* Given data:
>> Begin

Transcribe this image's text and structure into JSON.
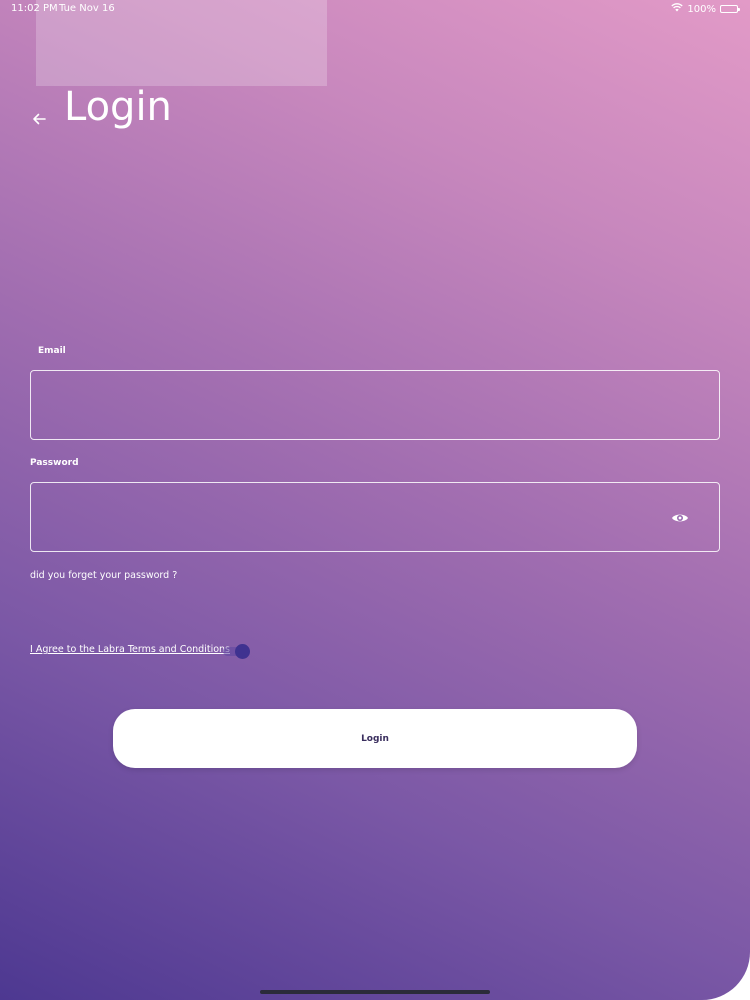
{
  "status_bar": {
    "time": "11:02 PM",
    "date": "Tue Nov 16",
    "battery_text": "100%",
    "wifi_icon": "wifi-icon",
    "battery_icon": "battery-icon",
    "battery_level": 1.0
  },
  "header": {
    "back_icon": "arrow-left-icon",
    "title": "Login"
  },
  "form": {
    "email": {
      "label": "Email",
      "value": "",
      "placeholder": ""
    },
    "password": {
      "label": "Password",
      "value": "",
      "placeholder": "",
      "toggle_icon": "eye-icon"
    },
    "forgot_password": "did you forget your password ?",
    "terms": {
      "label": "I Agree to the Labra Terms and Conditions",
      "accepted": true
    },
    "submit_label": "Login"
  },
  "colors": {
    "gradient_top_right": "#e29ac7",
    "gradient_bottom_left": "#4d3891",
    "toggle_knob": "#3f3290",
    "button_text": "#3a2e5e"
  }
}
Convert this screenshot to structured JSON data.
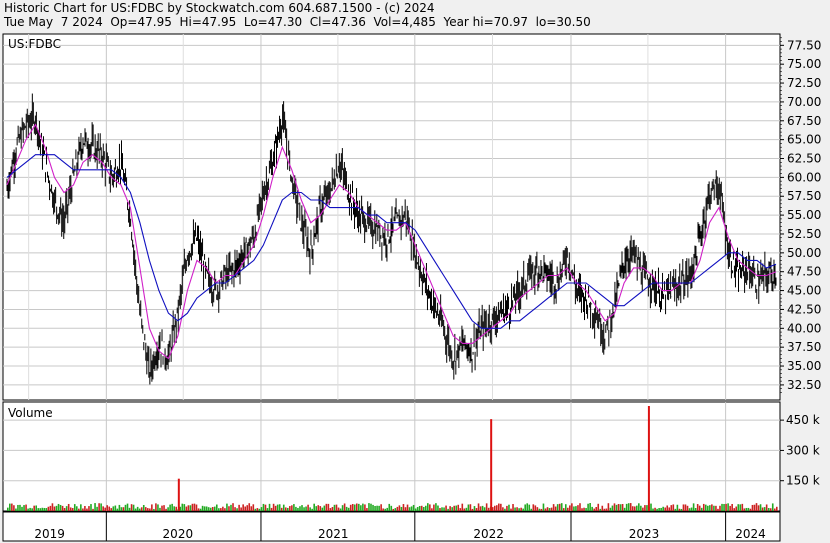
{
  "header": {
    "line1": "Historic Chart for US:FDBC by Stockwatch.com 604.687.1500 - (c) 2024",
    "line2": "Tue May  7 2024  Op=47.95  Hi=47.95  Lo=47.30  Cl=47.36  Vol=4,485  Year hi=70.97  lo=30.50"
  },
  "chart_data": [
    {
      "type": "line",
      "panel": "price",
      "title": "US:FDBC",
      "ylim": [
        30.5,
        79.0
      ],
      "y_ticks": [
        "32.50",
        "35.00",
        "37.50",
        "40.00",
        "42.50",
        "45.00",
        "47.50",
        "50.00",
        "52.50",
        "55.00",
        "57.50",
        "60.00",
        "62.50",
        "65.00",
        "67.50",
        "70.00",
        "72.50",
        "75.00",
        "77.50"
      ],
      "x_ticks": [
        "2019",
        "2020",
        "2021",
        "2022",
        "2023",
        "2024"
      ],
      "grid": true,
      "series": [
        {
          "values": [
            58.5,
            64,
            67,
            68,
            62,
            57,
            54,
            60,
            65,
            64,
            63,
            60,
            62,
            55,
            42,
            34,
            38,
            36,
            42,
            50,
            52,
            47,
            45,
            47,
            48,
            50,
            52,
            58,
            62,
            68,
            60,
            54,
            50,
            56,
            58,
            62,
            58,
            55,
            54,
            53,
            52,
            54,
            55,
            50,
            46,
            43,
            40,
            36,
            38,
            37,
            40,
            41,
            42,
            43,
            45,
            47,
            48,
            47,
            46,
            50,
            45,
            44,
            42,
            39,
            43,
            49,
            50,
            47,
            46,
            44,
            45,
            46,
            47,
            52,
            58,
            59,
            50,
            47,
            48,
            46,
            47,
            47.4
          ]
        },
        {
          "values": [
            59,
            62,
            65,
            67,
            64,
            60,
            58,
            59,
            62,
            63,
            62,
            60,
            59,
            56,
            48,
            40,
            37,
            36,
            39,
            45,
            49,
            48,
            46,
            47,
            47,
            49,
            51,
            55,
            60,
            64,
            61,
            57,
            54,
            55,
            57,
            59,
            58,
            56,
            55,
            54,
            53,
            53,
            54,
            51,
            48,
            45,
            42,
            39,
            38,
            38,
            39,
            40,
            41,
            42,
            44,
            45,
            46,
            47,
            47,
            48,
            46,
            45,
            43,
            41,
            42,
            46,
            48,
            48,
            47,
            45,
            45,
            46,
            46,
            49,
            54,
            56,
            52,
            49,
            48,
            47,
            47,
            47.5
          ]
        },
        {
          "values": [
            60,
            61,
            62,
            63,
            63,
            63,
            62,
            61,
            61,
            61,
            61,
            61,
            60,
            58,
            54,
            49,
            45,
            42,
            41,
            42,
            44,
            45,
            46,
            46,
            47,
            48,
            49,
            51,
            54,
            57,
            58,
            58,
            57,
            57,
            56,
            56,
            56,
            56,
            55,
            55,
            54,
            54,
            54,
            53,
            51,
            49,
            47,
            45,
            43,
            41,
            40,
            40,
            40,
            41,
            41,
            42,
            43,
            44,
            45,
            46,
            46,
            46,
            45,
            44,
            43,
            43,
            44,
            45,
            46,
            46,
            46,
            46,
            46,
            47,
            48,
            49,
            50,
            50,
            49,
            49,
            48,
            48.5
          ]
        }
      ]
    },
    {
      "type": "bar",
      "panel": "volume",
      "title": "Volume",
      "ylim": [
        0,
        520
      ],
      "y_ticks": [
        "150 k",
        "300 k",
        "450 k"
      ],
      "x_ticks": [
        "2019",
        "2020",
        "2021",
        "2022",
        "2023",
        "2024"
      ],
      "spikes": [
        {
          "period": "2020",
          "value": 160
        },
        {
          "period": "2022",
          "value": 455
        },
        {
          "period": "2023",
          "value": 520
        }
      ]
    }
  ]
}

>> End

* Written problem:
Exactly as written, return every line of the listing, but not the pictures.

* Task solution:
Transcribe this image's text and structure into JSON.
{
  "status_bar": {
    "time": "11:02 PM",
    "date": "Tue Nov 16",
    "battery_text": "100%",
    "wifi_icon": "wifi-icon",
    "battery_icon": "battery-icon",
    "battery_level": 1.0
  },
  "header": {
    "back_icon": "arrow-left-icon",
    "title": "Login"
  },
  "form": {
    "email": {
      "label": "Email",
      "value": "",
      "placeholder": ""
    },
    "password": {
      "label": "Password",
      "value": "",
      "placeholder": "",
      "toggle_icon": "eye-icon"
    },
    "forgot_password": "did you forget your password ?",
    "terms": {
      "label": "I Agree to the Labra Terms and Conditions",
      "accepted": true
    },
    "submit_label": "Login"
  },
  "colors": {
    "gradient_top_right": "#e29ac7",
    "gradient_bottom_left": "#4d3891",
    "toggle_knob": "#3f3290",
    "button_text": "#3a2e5e"
  }
}
Convert this screenshot to structured JSON data.
{
  "header": {
    "line1": "Historic Chart for US:FDBC by Stockwatch.com 604.687.1500 - (c) 2024",
    "line2": "Tue May  7 2024  Op=47.95  Hi=47.95  Lo=47.30  Cl=47.36  Vol=4,485  Year hi=70.97  lo=30.50"
  },
  "chart_data": [
    {
      "type": "line",
      "panel": "price",
      "title": "US:FDBC",
      "ylim": [
        30.5,
        79.0
      ],
      "y_ticks": [
        "32.50",
        "35.00",
        "37.50",
        "40.00",
        "42.50",
        "45.00",
        "47.50",
        "50.00",
        "52.50",
        "55.00",
        "57.50",
        "60.00",
        "62.50",
        "65.00",
        "67.50",
        "70.00",
        "72.50",
        "75.00",
        "77.50"
      ],
      "x_ticks": [
        "2019",
        "2020",
        "2021",
        "2022",
        "2023",
        "2024"
      ],
      "grid": true,
      "series": [
        {
          "values": [
            58.5,
            64,
            67,
            68,
            62,
            57,
            54,
            60,
            65,
            64,
            63,
            60,
            62,
            55,
            42,
            34,
            38,
            36,
            42,
            50,
            52,
            47,
            45,
            47,
            48,
            50,
            52,
            58,
            62,
            68,
            60,
            54,
            50,
            56,
            58,
            62,
            58,
            55,
            54,
            53,
            52,
            54,
            55,
            50,
            46,
            43,
            40,
            36,
            38,
            37,
            40,
            41,
            42,
            43,
            45,
            47,
            48,
            47,
            46,
            50,
            45,
            44,
            42,
            39,
            43,
            49,
            50,
            47,
            46,
            44,
            45,
            46,
            47,
            52,
            58,
            59,
            50,
            47,
            48,
            46,
            47,
            47.4
          ]
        },
        {
          "values": [
            59,
            62,
            65,
            67,
            64,
            60,
            58,
            59,
            62,
            63,
            62,
            60,
            59,
            56,
            48,
            40,
            37,
            36,
            39,
            45,
            49,
            48,
            46,
            47,
            47,
            49,
            51,
            55,
            60,
            64,
            61,
            57,
            54,
            55,
            57,
            59,
            58,
            56,
            55,
            54,
            53,
            53,
            54,
            51,
            48,
            45,
            42,
            39,
            38,
            38,
            39,
            40,
            41,
            42,
            44,
            45,
            46,
            47,
            47,
            48,
            46,
            45,
            43,
            41,
            42,
            46,
            48,
            48,
            47,
            45,
            45,
            46,
            46,
            49,
            54,
            56,
            52,
            49,
            48,
            47,
            47,
            47.5
          ]
        },
        {
          "values": [
            60,
            61,
            62,
            63,
            63,
            63,
            62,
            61,
            61,
            61,
            61,
            61,
            60,
            58,
            54,
            49,
            45,
            42,
            41,
            42,
            44,
            45,
            46,
            46,
            47,
            48,
            49,
            51,
            54,
            57,
            58,
            58,
            57,
            57,
            56,
            56,
            56,
            56,
            55,
            55,
            54,
            54,
            54,
            53,
            51,
            49,
            47,
            45,
            43,
            41,
            40,
            40,
            40,
            41,
            41,
            42,
            43,
            44,
            45,
            46,
            46,
            46,
            45,
            44,
            43,
            43,
            44,
            45,
            46,
            46,
            46,
            46,
            46,
            47,
            48,
            49,
            50,
            50,
            49,
            49,
            48,
            48.5
          ]
        }
      ]
    },
    {
      "type": "bar",
      "panel": "volume",
      "title": "Volume",
      "ylim": [
        0,
        520
      ],
      "y_ticks": [
        "150 k",
        "300 k",
        "450 k"
      ],
      "x_ticks": [
        "2019",
        "2020",
        "2021",
        "2022",
        "2023",
        "2024"
      ],
      "spikes": [
        {
          "period": "2020",
          "value": 160
        },
        {
          "period": "2022",
          "value": 455
        },
        {
          "period": "2023",
          "value": 520
        }
      ]
    }
  ]
}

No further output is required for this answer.